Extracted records

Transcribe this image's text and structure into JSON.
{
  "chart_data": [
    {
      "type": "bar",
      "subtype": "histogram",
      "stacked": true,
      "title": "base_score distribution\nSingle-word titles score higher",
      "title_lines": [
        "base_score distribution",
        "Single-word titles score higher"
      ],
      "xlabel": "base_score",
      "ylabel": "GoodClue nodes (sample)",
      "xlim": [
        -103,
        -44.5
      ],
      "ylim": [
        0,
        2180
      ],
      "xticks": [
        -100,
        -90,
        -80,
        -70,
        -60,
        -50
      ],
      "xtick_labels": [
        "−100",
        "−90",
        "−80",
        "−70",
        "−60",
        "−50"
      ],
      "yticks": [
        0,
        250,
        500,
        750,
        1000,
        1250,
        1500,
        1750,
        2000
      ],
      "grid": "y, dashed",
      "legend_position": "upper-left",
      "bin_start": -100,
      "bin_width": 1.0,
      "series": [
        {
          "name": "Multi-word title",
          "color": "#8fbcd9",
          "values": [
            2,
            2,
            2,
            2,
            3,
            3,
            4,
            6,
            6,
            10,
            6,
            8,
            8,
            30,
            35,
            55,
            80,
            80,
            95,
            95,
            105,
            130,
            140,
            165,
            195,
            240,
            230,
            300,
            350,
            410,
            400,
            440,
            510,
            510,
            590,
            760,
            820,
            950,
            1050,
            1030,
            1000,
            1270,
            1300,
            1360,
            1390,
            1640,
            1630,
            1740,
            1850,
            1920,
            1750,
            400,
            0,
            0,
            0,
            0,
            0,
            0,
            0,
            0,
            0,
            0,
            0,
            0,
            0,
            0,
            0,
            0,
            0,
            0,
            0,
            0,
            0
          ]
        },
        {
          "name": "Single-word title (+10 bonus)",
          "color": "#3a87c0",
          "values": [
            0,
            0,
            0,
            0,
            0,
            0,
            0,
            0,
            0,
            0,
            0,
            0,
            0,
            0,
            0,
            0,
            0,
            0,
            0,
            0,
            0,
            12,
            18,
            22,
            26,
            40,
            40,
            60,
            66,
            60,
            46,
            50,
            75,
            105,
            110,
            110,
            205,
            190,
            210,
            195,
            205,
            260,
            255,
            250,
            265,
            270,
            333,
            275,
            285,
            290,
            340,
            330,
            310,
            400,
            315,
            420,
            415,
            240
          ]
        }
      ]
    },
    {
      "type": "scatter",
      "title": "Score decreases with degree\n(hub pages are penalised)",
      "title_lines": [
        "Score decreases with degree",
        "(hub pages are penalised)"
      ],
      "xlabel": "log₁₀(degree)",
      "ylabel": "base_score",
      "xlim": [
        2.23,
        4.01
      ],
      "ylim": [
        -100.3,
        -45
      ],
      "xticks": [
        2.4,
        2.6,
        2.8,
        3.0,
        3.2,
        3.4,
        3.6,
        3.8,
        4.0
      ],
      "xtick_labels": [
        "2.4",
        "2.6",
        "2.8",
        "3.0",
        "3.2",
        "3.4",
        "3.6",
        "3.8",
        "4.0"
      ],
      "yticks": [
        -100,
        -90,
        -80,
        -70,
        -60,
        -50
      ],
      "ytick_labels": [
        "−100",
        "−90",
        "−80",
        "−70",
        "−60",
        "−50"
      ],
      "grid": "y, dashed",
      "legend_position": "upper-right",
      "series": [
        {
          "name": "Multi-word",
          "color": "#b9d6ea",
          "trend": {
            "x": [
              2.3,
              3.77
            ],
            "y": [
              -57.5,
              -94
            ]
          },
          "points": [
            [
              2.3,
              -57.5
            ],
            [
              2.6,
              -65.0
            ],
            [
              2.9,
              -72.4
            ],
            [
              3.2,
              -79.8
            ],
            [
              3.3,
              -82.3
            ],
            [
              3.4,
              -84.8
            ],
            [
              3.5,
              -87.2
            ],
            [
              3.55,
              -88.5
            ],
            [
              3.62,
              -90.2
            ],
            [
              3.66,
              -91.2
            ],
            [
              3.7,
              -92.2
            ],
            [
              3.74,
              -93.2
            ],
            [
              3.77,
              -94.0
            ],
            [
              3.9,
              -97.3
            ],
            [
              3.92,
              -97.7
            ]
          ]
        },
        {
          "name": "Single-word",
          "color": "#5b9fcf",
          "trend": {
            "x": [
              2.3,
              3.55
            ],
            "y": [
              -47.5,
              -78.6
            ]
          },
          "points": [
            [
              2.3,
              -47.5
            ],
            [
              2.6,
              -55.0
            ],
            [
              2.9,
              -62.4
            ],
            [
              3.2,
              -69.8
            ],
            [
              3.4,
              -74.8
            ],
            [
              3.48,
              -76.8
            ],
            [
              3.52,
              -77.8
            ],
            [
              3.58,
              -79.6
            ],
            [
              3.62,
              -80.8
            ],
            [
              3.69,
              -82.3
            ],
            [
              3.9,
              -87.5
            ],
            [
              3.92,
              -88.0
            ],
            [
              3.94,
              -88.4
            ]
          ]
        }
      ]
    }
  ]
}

▶ **Job**:
Find and count the lines of the data that include the string "upper", and report that figure by itself.

▶ **Written answer**:
2